Exercise data ::
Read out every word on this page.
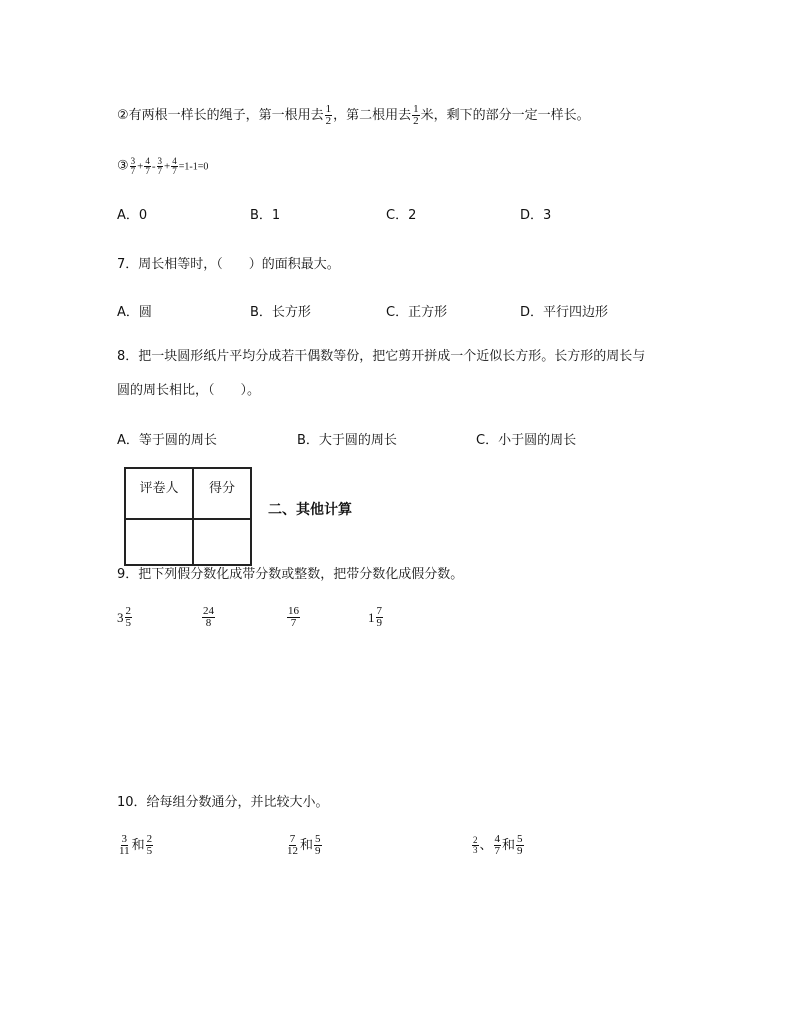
②有两根一样长的绳子，第一根用去 $\frac{1}{2}$ ，第二根用去 $\frac{1}{2}$ 米，剩下的部分一定一样长。
③ $\frac{3}{7} + \frac{4}{7} - \frac{3}{7} + \frac{4}{7} =1-1=0$
A．0	B．1	C．2	D．3
7．周长相等时，（　　）的面积最大。
A．圆	B．长方形	C．正方形	D．平行四边形
8．把一块圆形纸片平均分成若干偶数等份，把它剪开拼成一个近似长方形。长方形的周长与
圆的周长相比，（　　）。
A．等于圆的周长	B．大于圆的周长	C．小于圆的周长
评卷人	得分

二、其他计算
9．把下列假分数化成带分数或整数，把带分数化成假分数。
$3 \frac{2}{5}$	$\frac{24}{8}$	$\frac{16}{7}$	$1 \frac{7}{9}$
10．给每组分数通分，并比较大小。
$\frac{3}{11}$ 和 $\frac{2}{5}$	$\frac{7}{12}$ 和 $\frac{5}{9}$	$\frac{2}{3}$ 、 $\frac{4}{7}$ 和 $\frac{5}{9}$
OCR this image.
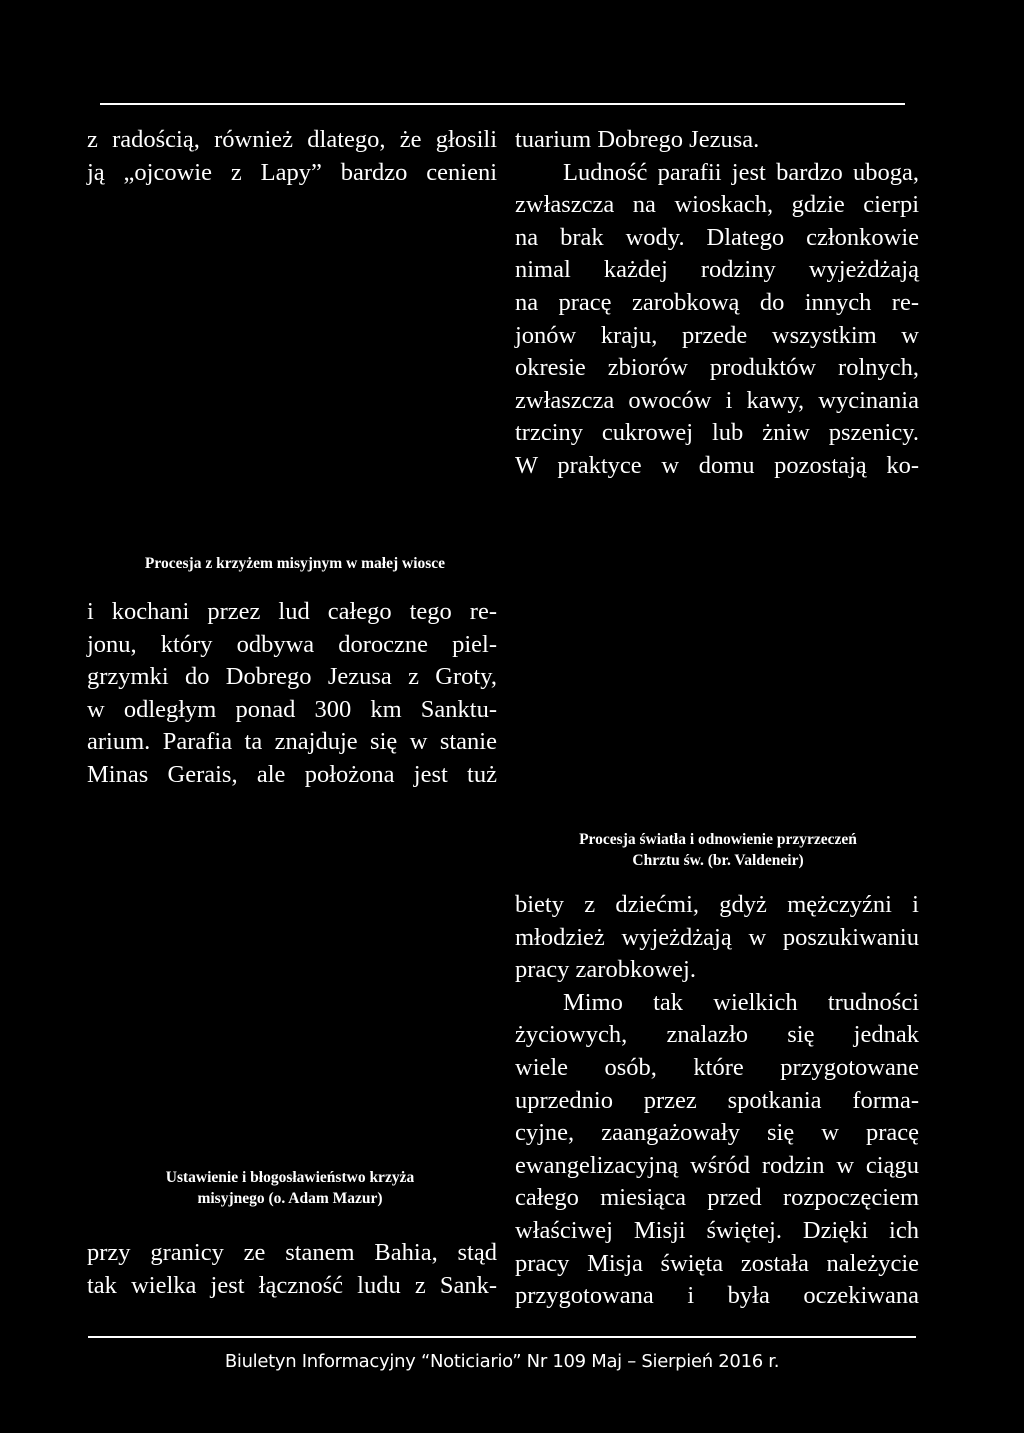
z radością, również dlatego, że głosili

ją „ojcowie z Lapy” bardzo cenieni

tuarium Dobrego Jezusa.

Ludność parafii jest bardzo uboga,

zwłaszcza na wioskach, gdzie cierpi

na brak wody. Dlatego członkowie

nimal każdej rodziny wyjeżdżają

na pracę zarobkową do innych re-

jonów kraju, przede wszystkim w

okresie zbiorów produktów rolnych,

zwłaszcza owoców i kawy, wycinania

trzciny cukrowej lub żniw pszenicy.

W praktyce w domu pozostają ko-

Procesja z krzyżem misyjnym w małej wiosce

i kochani przez lud całego tego re-

jonu, który odbywa doroczne piel-

grzymki do Dobrego Jezusa z Groty,

w odległym ponad 300 km Sanktu-

arium. Parafia ta znajduje się w stanie

Minas Gerais, ale położona jest tuż

Procesja światła i odnowienie przyrzeczeń
Chrztu św. (br. Valdeneir)

biety z dziećmi, gdyż mężczyźni i

młodzież wyjeżdżają w poszukiwaniu

pracy zarobkowej.

Mimo tak wielkich trudności

życiowych, znalazło się jednak

wiele osób, które przygotowane

uprzednio przez spotkania forma-

cyjne, zaangażowały się w pracę

ewangelizacyjną wśród rodzin w ciągu

całego miesiąca przed rozpoczęciem

właściwej Misji świętej. Dzięki ich

pracy Misja święta została należycie

przygotowana i była oczekiwana

Ustawienie i błogosławieństwo krzyża
misyjnego (o. Adam Mazur)

przy granicy ze stanem Bahia, stąd

tak wielka jest łączność ludu z Sank-

Biuletyn Informacyjny “Noticiario” Nr 109 Maj – Sierpień 2016 r.
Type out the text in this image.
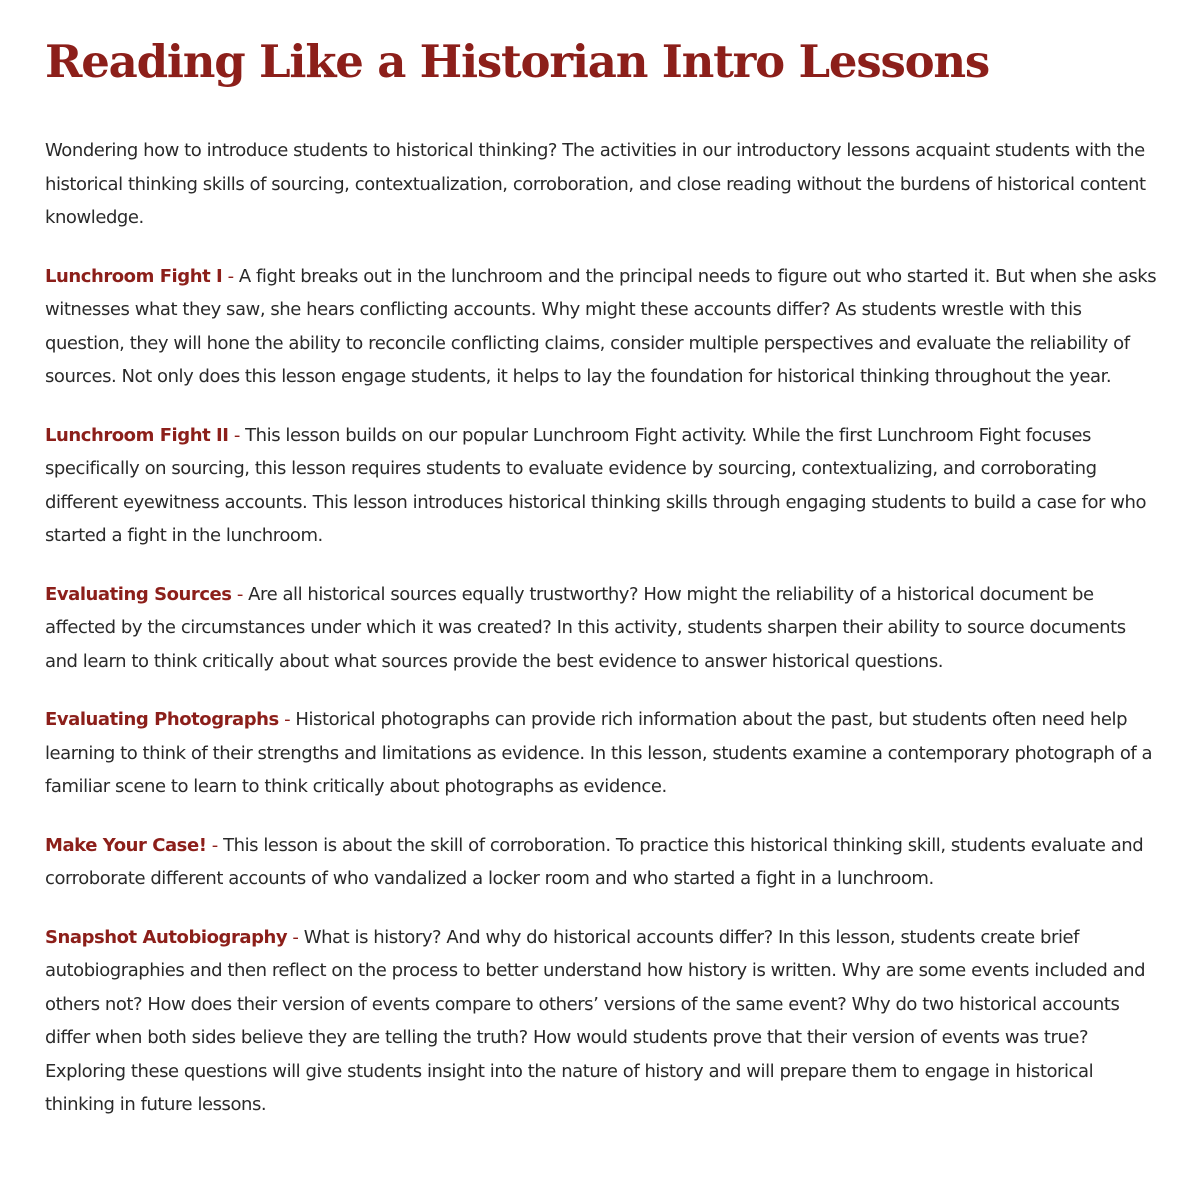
Reading Like a Historian Intro Lessons

Wondering how to introduce students to historical thinking? The activities in our introductory lessons acquaint students with the historical thinking skills of sourcing, contextualization, corroboration, and close reading without the burdens of historical content knowledge.

Lunchroom Fight I - A fight breaks out in the lunchroom and the principal needs to figure out who started it. But when she asks witnesses what they saw, she hears conflicting accounts. Why might these accounts differ? As students wrestle with this question, they will hone the ability to reconcile conflicting claims, consider multiple perspectives and evaluate the reliability of sources. Not only does this lesson engage students, it helps to lay the foundation for historical thinking throughout the year.

Lunchroom Fight II - This lesson builds on our popular Lunchroom Fight activity. While the first Lunchroom Fight focuses specifically on sourcing, this lesson requires students to evaluate evidence by sourcing, contextualizing, and corroborating different eyewitness accounts. This lesson introduces historical thinking skills through engaging students to build a case for who started a fight in the lunchroom.

Evaluating Sources - Are all historical sources equally trustworthy? How might the reliability of a historical document be affected by the circumstances under which it was created? In this activity, students sharpen their ability to source documents and learn to think critically about what sources provide the best evidence to answer historical questions.

Evaluating Photographs - Historical photographs can provide rich information about the past, but students often need help learning to think of their strengths and limitations as evidence. In this lesson, students examine a contemporary photograph of a familiar scene to learn to think critically about photographs as evidence.

Make Your Case! - This lesson is about the skill of corroboration. To practice this historical thinking skill, students evaluate and corroborate different accounts of who vandalized a locker room and who started a fight in a lunchroom.

Snapshot Autobiography - What is history? And why do historical accounts differ? In this lesson, students create brief autobiographies and then reflect on the process to better understand how history is written. Why are some events included and others not? How does their version of events compare to others’ versions of the same event? Why do two historical accounts differ when both sides believe they are telling the truth? How would students prove that their version of events was true? Exploring these questions will give students insight into the nature of history and will prepare them to engage in historical thinking in future lessons.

Task to carry out :: With the pictures omitted, reproduce the records in full and exactly.

Expected answer ::
Read out every word on this page.
②有两根一样长的绳子，第一根用去 $\frac{1}{2}$ ，第二根用去 $\frac{1}{2}$ 米，剩下的部分一定一样长。
③ $\frac{3}{7} + \frac{4}{7} - \frac{3}{7} + \frac{4}{7} =1-1=0$
A．0	B．1	C．2	D．3
7．周长相等时，（　　）的面积最大。
A．圆	B．长方形	C．正方形	D．平行四边形
8．把一块圆形纸片平均分成若干偶数等份，把它剪开拼成一个近似长方形。长方形的周长与
圆的周长相比，（　　）。
A．等于圆的周长	B．大于圆的周长	C．小于圆的周长
评卷人	得分

二、其他计算
9．把下列假分数化成带分数或整数，把带分数化成假分数。
$3 \frac{2}{5}$	$\frac{24}{8}$	$\frac{16}{7}$	$1 \frac{7}{9}$
10．给每组分数通分，并比较大小。
$\frac{3}{11}$ 和 $\frac{2}{5}$	$\frac{7}{12}$ 和 $\frac{5}{9}$	$\frac{2}{3}$ 、 $\frac{4}{7}$ 和 $\frac{5}{9}$
OCR this image.
z radością, również dlatego, że głosili

ją „ojcowie z Lapy” bardzo cenieni

tuarium Dobrego Jezusa.

Ludność parafii jest bardzo uboga,

zwłaszcza na wioskach, gdzie cierpi

na brak wody. Dlatego członkowie

nimal każdej rodziny wyjeżdżają

na pracę zarobkową do innych re-

jonów kraju, przede wszystkim w

okresie zbiorów produktów rolnych,

zwłaszcza owoców i kawy, wycinania

trzciny cukrowej lub żniw pszenicy.

W praktyce w domu pozostają ko-

Procesja z krzyżem misyjnym w małej wiosce

i kochani przez lud całego tego re-

jonu, który odbywa doroczne piel-

grzymki do Dobrego Jezusa z Groty,

w odległym ponad 300 km Sanktu-

arium. Parafia ta znajduje się w stanie

Minas Gerais, ale położona jest tuż

Procesja światła i odnowienie przyrzeczeń
Chrztu św. (br. Valdeneir)

biety z dziećmi, gdyż mężczyźni i

młodzież wyjeżdżają w poszukiwaniu

pracy zarobkowej.

Mimo tak wielkich trudności

życiowych, znalazło się jednak

wiele osób, które przygotowane

uprzednio przez spotkania forma-

cyjne, zaangażowały się w pracę

ewangelizacyjną wśród rodzin w ciągu

całego miesiąca przed rozpoczęciem

właściwej Misji świętej. Dzięki ich

pracy Misja święta została należycie

przygotowana i była oczekiwana

Ustawienie i błogosławieństwo krzyża
misyjnego (o. Adam Mazur)

przy granicy ze stanem Bahia, stąd

tak wielka jest łączność ludu z Sank-

Biuletyn Informacyjny “Noticiario” Nr 109 Maj – Sierpień 2016 r.
Type out the text in this image.
Reading Like a Historian Intro Lessons

Wondering how to introduce students to historical thinking? The activities in our introductory lessons acquaint students with the historical thinking skills of sourcing, contextualization, corroboration, and close reading without the burdens of historical content knowledge.

Lunchroom Fight I - A fight breaks out in the lunchroom and the principal needs to figure out who started it. But when she asks witnesses what they saw, she hears conflicting accounts. Why might these accounts differ? As students wrestle with this question, they will hone the ability to reconcile conflicting claims, consider multiple perspectives and evaluate the reliability of sources. Not only does this lesson engage students, it helps to lay the foundation for historical thinking throughout the year.

Lunchroom Fight II - This lesson builds on our popular Lunchroom Fight activity. While the first Lunchroom Fight focuses specifically on sourcing, this lesson requires students to evaluate evidence by sourcing, contextualizing, and corroborating different eyewitness accounts. This lesson introduces historical thinking skills through engaging students to build a case for who started a fight in the lunchroom.

Evaluating Sources - Are all historical sources equally trustworthy? How might the reliability of a historical document be affected by the circumstances under which it was created? In this activity, students sharpen their ability to source documents and learn to think critically about what sources provide the best evidence to answer historical questions.

Evaluating Photographs - Historical photographs can provide rich information about the past, but students often need help learning to think of their strengths and limitations as evidence. In this lesson, students examine a contemporary photograph of a familiar scene to learn to think critically about photographs as evidence.

Make Your Case! - This lesson is about the skill of corroboration. To practice this historical thinking skill, students evaluate and corroborate different accounts of who vandalized a locker room and who started a fight in a lunchroom.

Snapshot Autobiography - What is history? And why do historical accounts differ? In this lesson, students create brief autobiographies and then reflect on the process to better understand how history is written. Why are some events included and others not? How does their version of events compare to others’ versions of the same event? Why do two historical accounts differ when both sides believe they are telling the truth? How would students prove that their version of events was true? Exploring these questions will give students insight into the nature of history and will prepare them to engage in historical thinking in future lessons.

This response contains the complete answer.